WHAT IS BEING ASKED:
Please carry on the blog post about Christian Wiman's poetry collection "Every Riven Thing," starting after its last sentence.

*** SELECTED EXTRACT ***

A Poem for the New Year
Clearly, I am not quite ready to get back to/down to work and am enjoying this long holiday week-end. A friend sent me this from yesterday's New York Times Book Review section, and I was riveted. Hope that you are, too.
EVERY RIVEN THING
By Christian Wiman
93 pages; Farrar, Straus & Giroux; $24.
"'To believe is to believe you have been torn/from the abyss, yet stand waveringly on its rim,' Christian Wiman writes in his new book of poems, 'Every Riven Thing,' a stark and moving meditation on the nature of grief, mortality and living a life of the spirit. Mr. Wiman, who is editor of Poetry magazine, has a rare form of blood cancer, and his illness haunts many of the poems here." -- Dana Jennings, "Poems of Pain, the Raw and the Remembered," New York Times Book Review, February 9, 2011
"There comes a time when time is not enough:a hand takes hold or a hand lets go; cells swarm,
cease; high and cryless a white bird blazes beyond itself, to be itself, burning unconsumed."

*** EXCERPTED DATA ***

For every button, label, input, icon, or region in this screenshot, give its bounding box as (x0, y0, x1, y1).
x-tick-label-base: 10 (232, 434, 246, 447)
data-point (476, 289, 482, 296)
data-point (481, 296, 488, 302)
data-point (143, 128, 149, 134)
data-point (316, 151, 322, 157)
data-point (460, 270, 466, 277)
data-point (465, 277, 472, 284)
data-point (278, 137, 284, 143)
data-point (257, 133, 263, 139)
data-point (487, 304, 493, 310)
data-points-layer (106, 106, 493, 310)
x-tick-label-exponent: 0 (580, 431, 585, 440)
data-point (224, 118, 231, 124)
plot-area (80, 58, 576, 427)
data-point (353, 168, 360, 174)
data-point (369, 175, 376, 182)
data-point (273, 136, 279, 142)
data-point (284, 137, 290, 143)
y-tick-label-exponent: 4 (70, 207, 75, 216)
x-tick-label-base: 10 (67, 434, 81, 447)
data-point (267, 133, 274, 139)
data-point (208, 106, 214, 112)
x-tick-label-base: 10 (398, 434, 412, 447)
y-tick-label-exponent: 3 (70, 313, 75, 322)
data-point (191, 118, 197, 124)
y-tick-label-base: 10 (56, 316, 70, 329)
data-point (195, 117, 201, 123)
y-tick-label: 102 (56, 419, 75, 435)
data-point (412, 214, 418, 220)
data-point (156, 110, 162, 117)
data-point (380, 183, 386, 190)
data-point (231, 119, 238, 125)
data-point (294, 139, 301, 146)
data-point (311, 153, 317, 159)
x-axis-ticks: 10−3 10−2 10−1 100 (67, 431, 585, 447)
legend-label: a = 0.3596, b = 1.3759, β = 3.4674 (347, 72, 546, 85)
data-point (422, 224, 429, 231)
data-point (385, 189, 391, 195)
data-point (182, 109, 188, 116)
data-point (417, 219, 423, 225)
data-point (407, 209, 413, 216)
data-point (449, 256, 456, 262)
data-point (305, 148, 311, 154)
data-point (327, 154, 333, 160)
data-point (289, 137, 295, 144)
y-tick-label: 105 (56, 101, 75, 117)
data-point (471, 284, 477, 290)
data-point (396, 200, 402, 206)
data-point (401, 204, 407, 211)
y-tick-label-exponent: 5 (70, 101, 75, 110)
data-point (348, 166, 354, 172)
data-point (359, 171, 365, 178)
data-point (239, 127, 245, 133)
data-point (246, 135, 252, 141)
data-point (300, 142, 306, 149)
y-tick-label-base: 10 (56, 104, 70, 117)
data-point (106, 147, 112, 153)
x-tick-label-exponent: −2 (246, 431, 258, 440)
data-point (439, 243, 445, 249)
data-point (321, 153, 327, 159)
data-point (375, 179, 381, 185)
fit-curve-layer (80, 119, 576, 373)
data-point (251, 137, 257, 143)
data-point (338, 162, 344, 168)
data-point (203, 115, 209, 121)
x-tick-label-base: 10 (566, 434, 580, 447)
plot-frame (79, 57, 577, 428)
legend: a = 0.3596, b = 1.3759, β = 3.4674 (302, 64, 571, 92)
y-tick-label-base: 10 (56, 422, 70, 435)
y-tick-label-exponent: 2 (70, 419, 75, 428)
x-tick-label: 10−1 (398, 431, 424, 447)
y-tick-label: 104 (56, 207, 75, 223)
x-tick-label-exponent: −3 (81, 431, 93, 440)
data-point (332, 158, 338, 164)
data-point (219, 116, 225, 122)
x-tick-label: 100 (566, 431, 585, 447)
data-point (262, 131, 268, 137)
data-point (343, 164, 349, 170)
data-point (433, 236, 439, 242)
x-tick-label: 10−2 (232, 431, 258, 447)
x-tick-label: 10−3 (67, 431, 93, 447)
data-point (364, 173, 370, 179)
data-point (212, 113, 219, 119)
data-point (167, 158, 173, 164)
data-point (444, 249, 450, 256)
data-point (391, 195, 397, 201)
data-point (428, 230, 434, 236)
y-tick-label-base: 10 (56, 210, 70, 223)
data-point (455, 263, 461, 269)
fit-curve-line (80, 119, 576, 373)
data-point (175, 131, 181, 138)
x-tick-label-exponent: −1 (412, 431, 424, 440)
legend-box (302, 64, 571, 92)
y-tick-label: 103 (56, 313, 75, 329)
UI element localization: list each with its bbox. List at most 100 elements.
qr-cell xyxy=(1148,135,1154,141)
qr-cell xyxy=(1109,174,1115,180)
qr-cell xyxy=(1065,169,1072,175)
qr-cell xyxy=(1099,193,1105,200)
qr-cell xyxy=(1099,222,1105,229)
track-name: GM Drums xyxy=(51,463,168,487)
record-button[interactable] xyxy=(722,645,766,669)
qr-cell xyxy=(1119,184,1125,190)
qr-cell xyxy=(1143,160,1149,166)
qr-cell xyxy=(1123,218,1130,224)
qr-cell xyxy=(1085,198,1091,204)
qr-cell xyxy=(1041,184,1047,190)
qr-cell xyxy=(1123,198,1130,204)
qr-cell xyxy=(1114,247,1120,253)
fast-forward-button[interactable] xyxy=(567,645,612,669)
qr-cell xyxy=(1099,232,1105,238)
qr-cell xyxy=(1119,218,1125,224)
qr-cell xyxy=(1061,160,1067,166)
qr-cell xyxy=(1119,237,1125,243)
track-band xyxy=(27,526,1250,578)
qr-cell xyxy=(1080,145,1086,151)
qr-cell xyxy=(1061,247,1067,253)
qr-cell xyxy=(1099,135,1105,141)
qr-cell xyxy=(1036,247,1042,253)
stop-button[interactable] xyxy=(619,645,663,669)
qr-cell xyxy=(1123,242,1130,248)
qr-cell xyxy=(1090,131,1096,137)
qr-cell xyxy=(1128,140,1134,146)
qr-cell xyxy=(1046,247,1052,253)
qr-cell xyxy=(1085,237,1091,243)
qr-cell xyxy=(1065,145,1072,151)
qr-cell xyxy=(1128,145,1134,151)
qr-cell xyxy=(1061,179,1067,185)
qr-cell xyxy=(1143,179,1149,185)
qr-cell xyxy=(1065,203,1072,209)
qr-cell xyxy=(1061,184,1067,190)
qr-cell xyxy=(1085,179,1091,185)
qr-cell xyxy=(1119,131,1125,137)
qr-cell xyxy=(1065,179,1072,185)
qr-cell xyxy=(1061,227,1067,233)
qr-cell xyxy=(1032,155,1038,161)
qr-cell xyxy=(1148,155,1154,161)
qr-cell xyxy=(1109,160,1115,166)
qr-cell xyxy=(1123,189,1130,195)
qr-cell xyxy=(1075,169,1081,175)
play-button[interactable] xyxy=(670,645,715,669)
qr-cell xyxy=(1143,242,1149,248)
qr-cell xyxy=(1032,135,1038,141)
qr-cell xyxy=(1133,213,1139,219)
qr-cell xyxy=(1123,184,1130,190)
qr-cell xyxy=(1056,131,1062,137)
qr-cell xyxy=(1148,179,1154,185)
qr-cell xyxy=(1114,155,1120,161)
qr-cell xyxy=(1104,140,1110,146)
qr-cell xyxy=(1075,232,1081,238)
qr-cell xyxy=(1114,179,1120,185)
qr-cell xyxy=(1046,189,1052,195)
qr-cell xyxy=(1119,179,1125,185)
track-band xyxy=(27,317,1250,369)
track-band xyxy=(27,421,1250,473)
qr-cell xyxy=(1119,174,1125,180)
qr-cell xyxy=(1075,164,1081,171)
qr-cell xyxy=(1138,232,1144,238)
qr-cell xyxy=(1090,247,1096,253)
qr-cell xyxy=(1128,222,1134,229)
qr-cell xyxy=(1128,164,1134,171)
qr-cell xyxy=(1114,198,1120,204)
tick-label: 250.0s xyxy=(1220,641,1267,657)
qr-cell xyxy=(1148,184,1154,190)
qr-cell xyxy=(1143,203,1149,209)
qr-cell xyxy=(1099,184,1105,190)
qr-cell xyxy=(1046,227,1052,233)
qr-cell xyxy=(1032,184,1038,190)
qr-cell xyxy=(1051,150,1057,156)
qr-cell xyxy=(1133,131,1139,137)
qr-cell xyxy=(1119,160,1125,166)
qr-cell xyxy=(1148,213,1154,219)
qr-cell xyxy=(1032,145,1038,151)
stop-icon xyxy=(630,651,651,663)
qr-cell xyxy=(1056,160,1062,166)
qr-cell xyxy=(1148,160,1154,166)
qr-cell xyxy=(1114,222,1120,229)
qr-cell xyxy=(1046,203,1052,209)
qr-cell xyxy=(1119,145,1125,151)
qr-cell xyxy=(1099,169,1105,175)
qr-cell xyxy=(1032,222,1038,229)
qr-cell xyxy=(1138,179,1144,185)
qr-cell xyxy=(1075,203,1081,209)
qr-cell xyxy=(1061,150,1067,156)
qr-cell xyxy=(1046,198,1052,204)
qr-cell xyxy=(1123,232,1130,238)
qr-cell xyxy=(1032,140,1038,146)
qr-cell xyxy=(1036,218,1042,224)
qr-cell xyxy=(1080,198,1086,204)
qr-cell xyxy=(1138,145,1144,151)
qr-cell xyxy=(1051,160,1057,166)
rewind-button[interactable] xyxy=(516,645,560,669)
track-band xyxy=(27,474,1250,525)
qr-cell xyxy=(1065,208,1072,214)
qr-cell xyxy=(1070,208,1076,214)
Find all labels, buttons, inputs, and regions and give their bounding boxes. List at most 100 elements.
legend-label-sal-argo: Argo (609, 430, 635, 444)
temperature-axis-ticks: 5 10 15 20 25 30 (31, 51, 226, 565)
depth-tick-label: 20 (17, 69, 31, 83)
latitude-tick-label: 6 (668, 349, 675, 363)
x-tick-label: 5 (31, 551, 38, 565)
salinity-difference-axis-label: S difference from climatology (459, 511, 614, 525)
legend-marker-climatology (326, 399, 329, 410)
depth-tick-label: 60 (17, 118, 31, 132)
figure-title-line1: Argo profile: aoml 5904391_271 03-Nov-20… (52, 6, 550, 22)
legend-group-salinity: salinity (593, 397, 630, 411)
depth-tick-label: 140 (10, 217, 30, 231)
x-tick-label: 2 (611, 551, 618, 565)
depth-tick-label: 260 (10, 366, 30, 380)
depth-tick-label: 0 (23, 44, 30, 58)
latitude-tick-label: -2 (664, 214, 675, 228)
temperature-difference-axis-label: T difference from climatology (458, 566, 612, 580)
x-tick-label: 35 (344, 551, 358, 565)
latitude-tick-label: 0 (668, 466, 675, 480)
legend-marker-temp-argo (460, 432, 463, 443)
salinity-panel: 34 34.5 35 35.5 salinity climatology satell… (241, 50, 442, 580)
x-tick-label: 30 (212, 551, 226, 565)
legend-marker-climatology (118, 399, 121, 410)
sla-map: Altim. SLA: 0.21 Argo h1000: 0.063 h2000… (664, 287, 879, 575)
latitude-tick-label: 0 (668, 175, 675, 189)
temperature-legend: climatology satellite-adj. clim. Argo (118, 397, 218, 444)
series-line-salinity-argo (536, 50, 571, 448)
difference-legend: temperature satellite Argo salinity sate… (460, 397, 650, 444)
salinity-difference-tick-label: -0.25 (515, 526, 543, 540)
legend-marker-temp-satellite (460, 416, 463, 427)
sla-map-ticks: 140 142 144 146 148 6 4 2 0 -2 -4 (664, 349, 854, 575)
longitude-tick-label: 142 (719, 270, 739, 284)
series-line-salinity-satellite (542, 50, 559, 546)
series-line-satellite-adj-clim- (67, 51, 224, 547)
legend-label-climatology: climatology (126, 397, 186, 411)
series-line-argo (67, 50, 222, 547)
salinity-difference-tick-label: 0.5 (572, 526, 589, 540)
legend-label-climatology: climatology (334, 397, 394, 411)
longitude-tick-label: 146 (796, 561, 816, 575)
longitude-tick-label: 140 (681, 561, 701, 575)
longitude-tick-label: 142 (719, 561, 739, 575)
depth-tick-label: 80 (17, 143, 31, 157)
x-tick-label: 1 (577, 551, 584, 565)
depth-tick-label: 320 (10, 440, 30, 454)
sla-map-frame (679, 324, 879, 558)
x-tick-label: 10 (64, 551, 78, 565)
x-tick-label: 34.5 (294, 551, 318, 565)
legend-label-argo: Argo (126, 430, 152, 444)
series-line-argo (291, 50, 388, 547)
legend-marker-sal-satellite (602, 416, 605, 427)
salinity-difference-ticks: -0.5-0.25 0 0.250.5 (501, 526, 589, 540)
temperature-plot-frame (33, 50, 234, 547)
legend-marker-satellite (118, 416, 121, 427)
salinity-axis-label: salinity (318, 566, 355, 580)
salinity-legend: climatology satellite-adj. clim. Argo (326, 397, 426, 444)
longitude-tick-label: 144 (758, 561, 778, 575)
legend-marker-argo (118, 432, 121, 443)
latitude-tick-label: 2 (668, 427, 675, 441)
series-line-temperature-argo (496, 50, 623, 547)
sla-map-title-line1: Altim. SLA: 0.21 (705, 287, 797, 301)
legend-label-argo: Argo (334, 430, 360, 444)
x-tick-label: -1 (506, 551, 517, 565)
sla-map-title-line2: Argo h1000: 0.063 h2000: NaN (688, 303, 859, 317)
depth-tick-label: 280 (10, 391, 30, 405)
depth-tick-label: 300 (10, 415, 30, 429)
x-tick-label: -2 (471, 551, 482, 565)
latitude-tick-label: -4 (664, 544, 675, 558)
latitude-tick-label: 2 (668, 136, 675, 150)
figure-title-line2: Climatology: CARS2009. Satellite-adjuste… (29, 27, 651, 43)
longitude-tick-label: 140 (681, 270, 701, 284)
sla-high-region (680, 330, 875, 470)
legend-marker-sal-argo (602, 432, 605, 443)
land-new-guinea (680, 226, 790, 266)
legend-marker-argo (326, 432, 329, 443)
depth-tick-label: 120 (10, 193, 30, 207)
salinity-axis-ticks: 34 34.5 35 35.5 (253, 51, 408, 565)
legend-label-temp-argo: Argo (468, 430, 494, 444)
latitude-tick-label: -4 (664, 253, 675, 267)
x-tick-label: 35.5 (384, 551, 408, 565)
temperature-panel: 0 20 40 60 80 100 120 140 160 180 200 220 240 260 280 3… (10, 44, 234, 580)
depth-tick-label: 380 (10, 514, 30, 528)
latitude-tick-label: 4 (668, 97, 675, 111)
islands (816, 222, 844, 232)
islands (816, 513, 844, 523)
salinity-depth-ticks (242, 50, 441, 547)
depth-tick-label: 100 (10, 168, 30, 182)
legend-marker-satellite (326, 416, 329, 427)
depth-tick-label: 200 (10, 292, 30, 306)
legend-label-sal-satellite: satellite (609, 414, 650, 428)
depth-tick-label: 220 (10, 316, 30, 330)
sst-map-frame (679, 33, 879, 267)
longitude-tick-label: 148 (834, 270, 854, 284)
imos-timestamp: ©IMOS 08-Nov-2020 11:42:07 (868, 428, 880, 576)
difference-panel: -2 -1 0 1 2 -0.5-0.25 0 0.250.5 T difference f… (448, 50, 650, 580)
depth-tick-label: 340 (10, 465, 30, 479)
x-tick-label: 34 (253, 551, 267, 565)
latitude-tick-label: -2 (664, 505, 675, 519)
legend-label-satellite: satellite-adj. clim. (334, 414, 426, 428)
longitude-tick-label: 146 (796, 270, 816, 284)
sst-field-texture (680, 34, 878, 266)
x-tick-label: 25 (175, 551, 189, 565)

***

WRITTEN RESPONSE:
from "The Reservoir", in Every Riven Thing
Every Riven Thing
God goes, belonging to every riven thing he's made
sing his being simply by being
the thing it is:
stone and tree and sky,
man who sees and sings and wonders why
God goes. Belonging, to every riven thing he's made,
means a storm of peace.
Think of the atoms inside the stone.
Think of the man who sits alone
trying to will himself into the stillness where
God goes belonging. To every riven thing he's made
there is given one shade
shaped exactly to the thing itself:
under the tree a darker tree;
under the man the only man to see
God goes belonging to every riven thing. He's made
the things that bring him near,
made the mind that makes him go.
A part of what man knows,
apart from what man knows,
God goes belonging to every riven thing he's made.